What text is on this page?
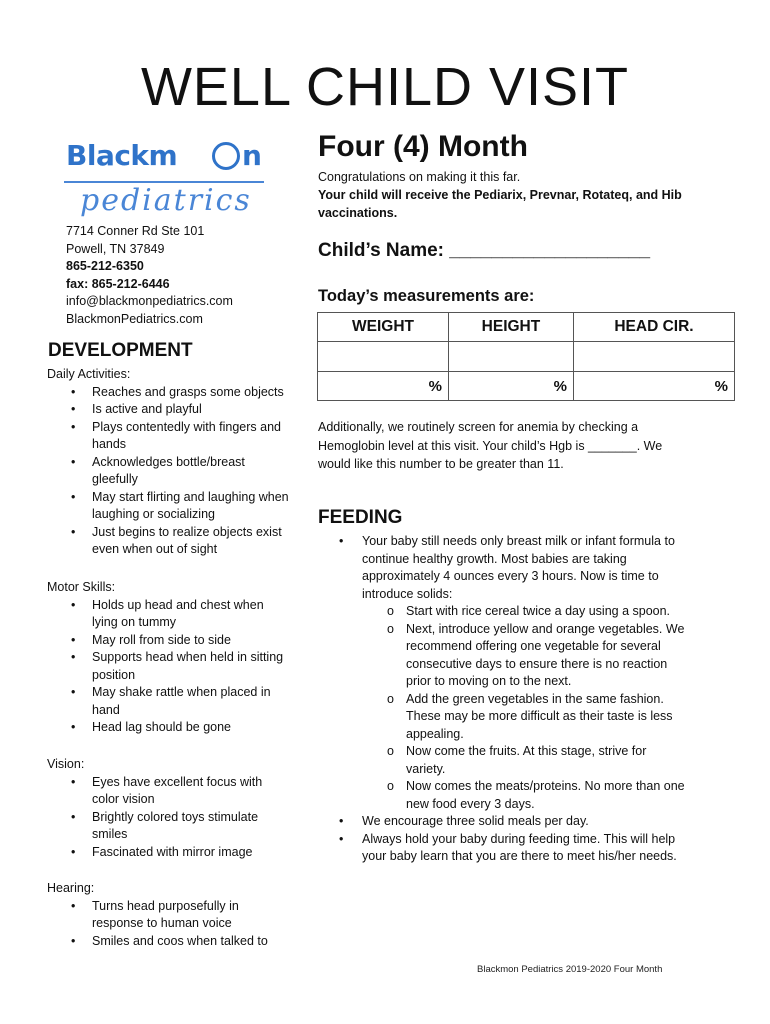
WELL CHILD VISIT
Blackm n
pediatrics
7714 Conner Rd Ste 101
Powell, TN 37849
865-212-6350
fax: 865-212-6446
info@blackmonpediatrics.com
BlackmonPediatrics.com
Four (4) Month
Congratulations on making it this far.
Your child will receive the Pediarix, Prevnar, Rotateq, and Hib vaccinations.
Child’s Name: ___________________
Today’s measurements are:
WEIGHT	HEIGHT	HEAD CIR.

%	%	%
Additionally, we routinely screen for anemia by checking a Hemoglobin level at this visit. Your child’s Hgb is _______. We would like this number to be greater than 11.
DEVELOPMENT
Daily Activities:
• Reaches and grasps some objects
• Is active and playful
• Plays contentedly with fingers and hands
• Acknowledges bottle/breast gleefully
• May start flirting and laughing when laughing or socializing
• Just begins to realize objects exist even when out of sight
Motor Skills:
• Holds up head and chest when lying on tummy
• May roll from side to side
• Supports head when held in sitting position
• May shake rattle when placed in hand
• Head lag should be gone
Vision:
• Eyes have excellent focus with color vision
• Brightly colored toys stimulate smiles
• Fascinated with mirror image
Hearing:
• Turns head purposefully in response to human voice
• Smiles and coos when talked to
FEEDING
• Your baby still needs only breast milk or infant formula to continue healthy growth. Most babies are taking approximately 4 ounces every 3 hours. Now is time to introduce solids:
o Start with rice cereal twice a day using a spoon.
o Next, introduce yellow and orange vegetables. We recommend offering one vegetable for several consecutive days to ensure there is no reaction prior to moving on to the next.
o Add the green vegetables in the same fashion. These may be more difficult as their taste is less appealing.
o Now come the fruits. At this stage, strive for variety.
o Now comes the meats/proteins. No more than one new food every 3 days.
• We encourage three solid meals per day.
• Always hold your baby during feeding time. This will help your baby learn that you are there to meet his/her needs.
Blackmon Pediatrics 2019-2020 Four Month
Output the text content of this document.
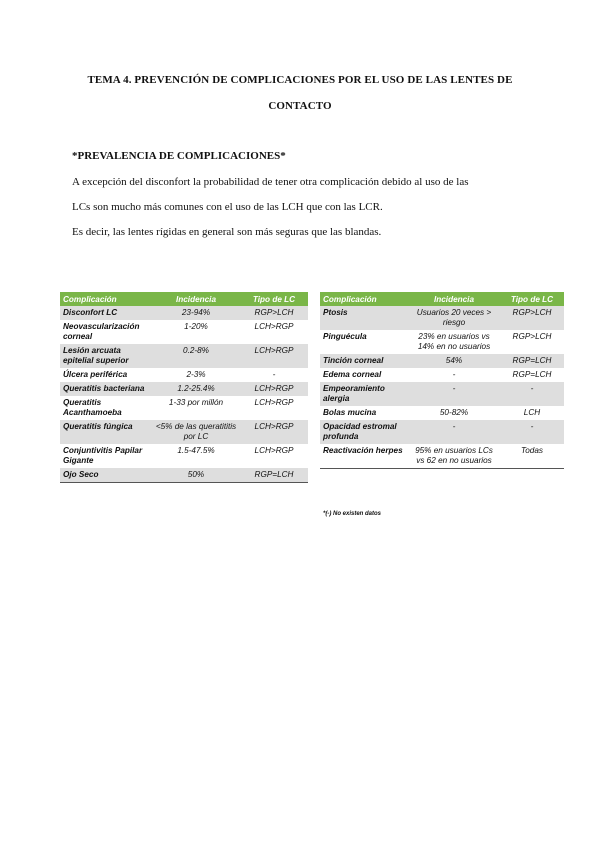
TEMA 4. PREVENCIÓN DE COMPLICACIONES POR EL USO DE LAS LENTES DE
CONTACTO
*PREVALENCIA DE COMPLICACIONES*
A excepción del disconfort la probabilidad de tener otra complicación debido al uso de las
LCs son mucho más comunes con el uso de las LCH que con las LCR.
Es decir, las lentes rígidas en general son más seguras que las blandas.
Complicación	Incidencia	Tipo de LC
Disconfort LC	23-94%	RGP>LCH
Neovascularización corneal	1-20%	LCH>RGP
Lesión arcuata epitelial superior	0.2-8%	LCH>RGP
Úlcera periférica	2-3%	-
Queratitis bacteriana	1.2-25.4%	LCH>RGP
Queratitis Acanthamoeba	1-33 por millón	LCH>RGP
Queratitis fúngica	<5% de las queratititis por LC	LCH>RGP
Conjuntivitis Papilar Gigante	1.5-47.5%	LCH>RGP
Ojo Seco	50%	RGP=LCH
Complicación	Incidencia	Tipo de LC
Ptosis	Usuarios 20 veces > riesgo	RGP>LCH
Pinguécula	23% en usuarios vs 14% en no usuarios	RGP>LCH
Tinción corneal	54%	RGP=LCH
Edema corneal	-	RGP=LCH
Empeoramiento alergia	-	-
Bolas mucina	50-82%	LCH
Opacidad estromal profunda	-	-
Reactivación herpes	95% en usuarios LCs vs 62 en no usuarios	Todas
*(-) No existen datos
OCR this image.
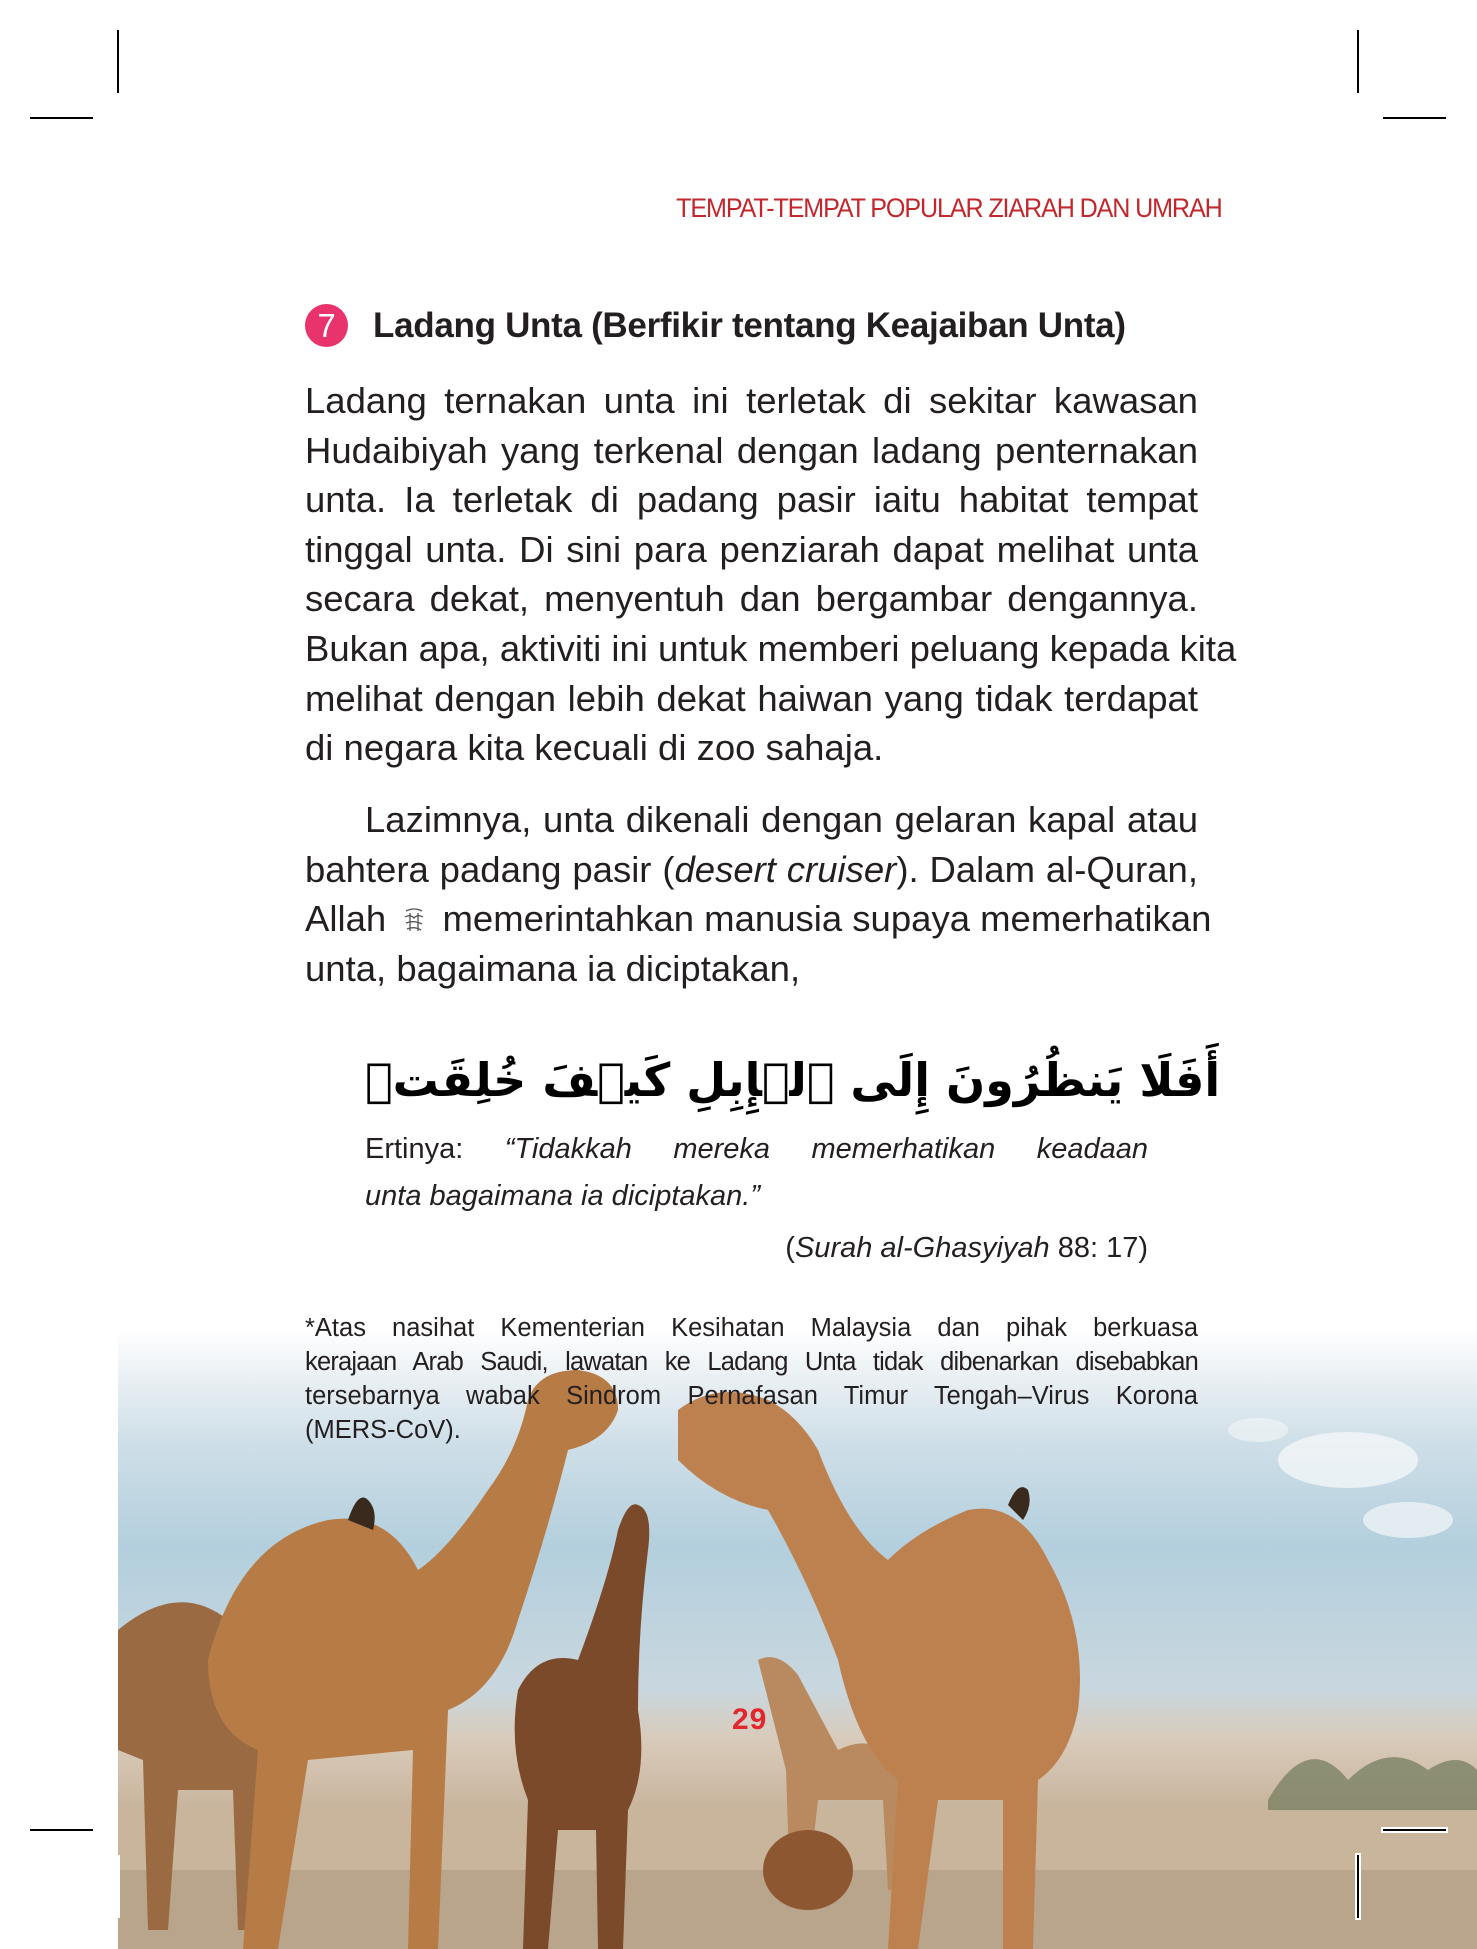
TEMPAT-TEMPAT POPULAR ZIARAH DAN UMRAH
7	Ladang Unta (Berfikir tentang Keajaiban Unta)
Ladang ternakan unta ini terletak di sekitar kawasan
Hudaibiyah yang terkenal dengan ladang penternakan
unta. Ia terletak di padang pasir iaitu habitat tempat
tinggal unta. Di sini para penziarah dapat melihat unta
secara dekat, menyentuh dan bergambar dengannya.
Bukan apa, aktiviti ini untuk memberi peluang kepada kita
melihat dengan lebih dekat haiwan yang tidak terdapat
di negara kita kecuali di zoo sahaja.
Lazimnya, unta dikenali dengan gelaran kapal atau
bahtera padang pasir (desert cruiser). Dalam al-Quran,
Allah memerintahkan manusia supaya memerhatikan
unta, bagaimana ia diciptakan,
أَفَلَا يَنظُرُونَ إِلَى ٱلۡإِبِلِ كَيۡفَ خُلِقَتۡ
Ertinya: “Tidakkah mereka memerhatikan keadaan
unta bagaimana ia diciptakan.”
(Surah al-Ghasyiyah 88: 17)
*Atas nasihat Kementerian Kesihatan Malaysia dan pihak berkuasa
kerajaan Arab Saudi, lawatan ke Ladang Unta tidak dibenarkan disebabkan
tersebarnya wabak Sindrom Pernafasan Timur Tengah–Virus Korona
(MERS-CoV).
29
----
__REQUIREMENT__. Only lines with the word "padang" count here; copy every one from the records.

__TASK RESPONSE__.
unta. Ia terletak di padang pasir iaitu habitat tempat
bahtera padang pasir (desert cruiser). Dalam al-Quran,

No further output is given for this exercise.